**Data entries:**
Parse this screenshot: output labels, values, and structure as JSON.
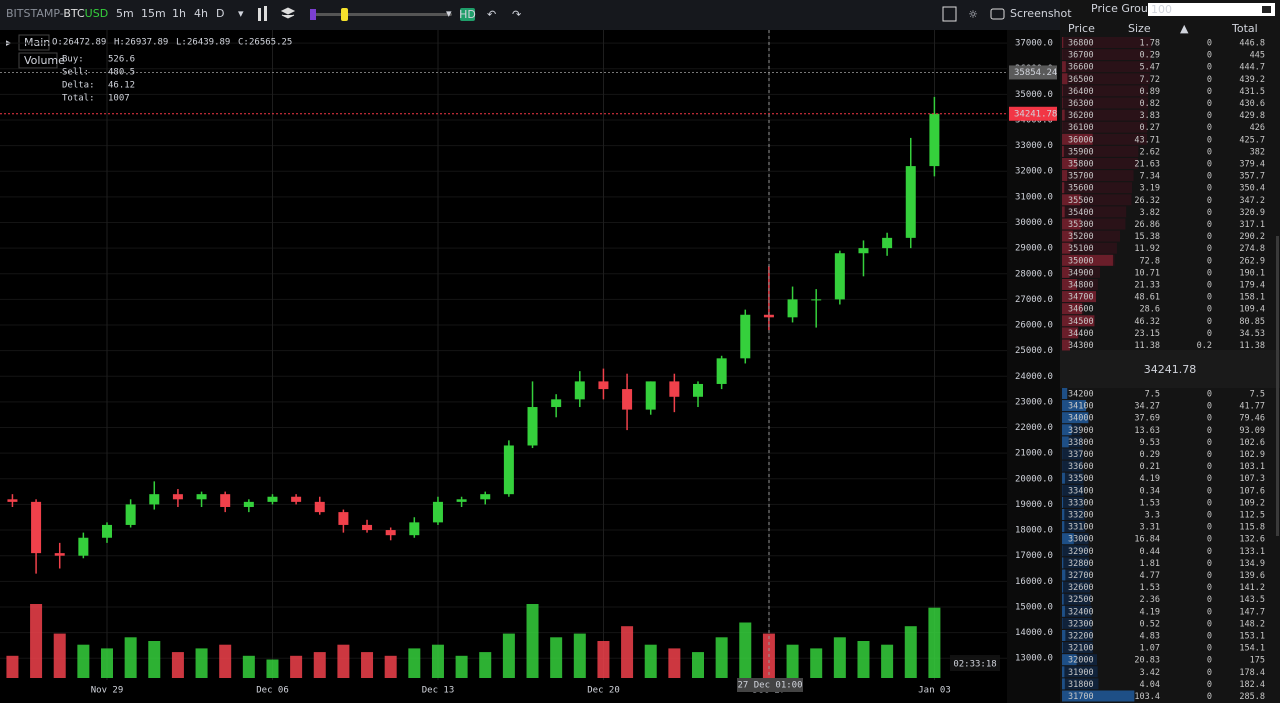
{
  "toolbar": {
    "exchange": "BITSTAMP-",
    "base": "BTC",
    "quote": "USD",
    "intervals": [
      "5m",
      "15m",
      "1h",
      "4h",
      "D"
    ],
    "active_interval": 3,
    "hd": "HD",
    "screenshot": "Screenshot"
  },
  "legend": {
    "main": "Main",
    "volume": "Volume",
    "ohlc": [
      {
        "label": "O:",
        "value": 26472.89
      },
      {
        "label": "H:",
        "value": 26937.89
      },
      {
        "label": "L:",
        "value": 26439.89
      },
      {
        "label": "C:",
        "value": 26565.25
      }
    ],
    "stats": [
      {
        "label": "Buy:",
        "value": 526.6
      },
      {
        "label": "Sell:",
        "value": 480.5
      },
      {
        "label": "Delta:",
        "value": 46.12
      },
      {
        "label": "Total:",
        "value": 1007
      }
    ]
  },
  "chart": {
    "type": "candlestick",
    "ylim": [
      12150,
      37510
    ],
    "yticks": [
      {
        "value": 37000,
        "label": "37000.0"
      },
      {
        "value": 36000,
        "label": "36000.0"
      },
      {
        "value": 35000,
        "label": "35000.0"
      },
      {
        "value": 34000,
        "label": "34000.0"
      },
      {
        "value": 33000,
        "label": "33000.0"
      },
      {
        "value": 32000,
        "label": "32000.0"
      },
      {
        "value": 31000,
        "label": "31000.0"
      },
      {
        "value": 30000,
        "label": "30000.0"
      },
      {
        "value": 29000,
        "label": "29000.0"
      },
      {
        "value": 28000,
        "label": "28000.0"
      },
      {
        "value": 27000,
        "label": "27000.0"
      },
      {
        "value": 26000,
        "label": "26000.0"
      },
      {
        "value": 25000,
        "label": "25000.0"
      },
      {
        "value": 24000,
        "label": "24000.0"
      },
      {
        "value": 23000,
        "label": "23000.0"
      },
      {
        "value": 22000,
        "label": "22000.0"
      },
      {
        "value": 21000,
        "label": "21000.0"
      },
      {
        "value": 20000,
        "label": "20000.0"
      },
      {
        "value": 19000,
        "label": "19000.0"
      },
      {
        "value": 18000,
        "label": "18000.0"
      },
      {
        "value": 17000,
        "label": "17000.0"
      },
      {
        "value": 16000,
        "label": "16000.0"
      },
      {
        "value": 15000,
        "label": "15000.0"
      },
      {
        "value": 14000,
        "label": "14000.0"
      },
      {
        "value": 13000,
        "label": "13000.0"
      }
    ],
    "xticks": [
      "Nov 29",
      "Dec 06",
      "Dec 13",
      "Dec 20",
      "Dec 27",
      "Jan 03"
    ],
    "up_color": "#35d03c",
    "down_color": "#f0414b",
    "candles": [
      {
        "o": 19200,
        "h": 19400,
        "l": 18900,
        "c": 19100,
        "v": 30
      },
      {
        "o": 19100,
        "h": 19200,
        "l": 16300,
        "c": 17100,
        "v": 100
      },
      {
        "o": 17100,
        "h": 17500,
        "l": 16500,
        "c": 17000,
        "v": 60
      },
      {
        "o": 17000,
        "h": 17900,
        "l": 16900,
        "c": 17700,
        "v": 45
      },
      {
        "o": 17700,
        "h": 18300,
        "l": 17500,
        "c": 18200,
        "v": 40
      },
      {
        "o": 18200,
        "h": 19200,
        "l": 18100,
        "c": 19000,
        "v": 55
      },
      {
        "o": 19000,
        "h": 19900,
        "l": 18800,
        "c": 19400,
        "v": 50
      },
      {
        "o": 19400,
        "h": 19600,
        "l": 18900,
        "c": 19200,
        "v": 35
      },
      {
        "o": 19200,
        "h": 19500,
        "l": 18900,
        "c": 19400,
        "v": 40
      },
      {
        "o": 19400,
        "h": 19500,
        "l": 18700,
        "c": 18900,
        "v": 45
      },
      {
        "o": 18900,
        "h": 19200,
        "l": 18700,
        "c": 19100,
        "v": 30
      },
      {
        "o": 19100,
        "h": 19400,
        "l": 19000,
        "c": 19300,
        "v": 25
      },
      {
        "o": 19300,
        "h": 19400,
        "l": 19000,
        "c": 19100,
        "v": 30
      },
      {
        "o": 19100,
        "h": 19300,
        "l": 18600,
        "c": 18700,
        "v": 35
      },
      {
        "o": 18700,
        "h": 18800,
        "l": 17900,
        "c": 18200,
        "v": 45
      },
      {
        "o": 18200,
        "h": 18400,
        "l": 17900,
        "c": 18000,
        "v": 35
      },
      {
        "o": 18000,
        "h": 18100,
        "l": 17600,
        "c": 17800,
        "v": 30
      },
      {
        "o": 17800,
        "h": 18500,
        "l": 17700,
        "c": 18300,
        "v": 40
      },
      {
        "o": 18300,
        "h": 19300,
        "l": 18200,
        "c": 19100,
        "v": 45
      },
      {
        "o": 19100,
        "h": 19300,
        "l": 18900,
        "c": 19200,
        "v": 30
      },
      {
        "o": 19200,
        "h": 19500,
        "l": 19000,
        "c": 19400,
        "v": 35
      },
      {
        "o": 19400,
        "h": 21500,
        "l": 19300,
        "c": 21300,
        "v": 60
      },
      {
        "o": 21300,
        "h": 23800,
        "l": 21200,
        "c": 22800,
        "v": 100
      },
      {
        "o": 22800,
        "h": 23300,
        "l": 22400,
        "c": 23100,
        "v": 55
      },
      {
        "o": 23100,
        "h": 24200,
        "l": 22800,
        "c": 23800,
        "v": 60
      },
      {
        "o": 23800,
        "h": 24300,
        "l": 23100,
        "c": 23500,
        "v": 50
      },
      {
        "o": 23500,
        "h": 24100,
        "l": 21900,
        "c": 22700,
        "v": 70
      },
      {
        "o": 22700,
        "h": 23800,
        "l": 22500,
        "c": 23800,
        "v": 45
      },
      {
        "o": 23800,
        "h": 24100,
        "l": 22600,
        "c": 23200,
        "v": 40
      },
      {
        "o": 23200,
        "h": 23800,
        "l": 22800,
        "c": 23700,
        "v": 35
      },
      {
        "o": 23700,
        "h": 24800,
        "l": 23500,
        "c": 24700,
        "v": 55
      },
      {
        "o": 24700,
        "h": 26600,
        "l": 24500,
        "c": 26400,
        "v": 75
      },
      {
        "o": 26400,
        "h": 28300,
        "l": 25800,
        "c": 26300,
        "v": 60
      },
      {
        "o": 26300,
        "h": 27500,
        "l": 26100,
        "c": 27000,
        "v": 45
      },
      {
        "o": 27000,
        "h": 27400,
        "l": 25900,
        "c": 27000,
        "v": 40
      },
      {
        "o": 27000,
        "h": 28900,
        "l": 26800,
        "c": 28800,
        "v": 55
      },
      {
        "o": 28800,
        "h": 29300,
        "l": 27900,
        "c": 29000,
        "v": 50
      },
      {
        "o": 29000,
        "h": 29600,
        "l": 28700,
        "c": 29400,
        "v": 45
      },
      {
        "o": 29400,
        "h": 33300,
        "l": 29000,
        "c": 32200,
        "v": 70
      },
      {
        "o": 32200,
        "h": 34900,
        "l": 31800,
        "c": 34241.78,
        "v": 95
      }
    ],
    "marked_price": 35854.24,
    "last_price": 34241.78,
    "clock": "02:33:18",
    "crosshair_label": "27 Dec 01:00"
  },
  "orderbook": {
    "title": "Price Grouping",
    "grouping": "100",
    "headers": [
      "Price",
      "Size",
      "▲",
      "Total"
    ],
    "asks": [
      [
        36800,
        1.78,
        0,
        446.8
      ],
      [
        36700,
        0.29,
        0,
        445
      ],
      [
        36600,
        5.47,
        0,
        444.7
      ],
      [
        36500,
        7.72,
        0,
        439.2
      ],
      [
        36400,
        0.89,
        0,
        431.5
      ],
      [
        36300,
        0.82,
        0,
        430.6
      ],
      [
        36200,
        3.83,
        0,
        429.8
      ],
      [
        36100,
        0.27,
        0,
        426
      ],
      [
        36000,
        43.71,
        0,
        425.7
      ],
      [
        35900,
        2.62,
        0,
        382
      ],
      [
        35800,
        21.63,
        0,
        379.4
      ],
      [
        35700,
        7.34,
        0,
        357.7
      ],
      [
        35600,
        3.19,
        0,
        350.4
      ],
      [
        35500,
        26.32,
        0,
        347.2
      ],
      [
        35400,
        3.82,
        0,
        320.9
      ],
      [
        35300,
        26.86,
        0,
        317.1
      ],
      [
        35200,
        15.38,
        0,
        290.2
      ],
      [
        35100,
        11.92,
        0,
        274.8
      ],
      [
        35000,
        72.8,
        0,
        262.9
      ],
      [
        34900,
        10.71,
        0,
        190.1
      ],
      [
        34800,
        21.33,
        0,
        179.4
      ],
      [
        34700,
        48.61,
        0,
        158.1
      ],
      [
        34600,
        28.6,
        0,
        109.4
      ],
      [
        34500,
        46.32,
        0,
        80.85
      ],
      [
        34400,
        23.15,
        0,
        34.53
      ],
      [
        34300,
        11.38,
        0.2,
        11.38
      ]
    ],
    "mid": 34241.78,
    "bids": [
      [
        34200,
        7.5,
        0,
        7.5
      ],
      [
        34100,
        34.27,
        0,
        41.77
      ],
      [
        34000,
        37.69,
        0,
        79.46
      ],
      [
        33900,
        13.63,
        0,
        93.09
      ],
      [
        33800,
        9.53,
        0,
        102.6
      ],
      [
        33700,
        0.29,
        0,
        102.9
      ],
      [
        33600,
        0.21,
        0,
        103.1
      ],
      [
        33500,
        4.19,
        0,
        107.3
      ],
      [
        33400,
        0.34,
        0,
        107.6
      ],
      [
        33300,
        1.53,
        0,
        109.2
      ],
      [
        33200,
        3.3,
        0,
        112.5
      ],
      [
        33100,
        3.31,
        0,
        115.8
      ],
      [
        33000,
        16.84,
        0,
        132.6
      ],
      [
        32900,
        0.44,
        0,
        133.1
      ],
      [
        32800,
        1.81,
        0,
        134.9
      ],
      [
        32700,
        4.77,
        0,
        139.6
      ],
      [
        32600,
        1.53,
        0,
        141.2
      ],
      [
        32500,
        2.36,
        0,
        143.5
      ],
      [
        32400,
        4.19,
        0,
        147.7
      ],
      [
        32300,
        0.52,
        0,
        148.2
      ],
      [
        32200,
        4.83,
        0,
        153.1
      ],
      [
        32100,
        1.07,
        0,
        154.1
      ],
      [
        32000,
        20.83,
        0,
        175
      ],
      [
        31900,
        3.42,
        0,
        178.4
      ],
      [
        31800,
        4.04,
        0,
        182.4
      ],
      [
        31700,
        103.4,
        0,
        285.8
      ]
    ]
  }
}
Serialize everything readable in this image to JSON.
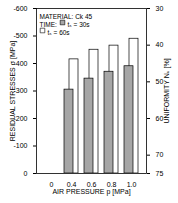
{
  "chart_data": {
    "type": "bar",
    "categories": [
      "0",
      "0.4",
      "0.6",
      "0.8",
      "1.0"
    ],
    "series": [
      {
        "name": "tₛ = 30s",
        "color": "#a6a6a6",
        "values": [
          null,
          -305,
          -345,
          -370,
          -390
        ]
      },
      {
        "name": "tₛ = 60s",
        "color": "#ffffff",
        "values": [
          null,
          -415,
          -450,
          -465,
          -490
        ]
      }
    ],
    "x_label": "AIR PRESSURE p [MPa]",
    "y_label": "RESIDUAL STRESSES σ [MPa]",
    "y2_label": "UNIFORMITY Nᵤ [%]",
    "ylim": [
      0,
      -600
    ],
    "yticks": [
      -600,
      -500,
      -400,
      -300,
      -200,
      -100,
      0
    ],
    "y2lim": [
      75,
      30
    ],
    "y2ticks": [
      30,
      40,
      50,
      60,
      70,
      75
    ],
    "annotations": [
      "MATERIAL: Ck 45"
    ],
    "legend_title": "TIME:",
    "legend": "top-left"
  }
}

**What you need to do:** Your copy should consist only of the lines from the line holding "Serialize everything readable" through the final line of the listing above, both included, with all pictures omitted.

**Output for this exercise:**
Serialize everything readable in this image to JSON.
{
  "chart_data": {
    "type": "bar",
    "categories": [
      "0",
      "0.4",
      "0.6",
      "0.8",
      "1.0"
    ],
    "series": [
      {
        "name": "tₛ = 30s",
        "color": "#a6a6a6",
        "values": [
          null,
          -305,
          -345,
          -370,
          -390
        ]
      },
      {
        "name": "tₛ = 60s",
        "color": "#ffffff",
        "values": [
          null,
          -415,
          -450,
          -465,
          -490
        ]
      }
    ],
    "x_label": "AIR PRESSURE p [MPa]",
    "y_label": "RESIDUAL STRESSES σ [MPa]",
    "y2_label": "UNIFORMITY Nᵤ [%]",
    "ylim": [
      0,
      -600
    ],
    "yticks": [
      -600,
      -500,
      -400,
      -300,
      -200,
      -100,
      0
    ],
    "y2lim": [
      75,
      30
    ],
    "y2ticks": [
      30,
      40,
      50,
      60,
      70,
      75
    ],
    "annotations": [
      "MATERIAL: Ck 45"
    ],
    "legend_title": "TIME:",
    "legend": "top-left"
  }
}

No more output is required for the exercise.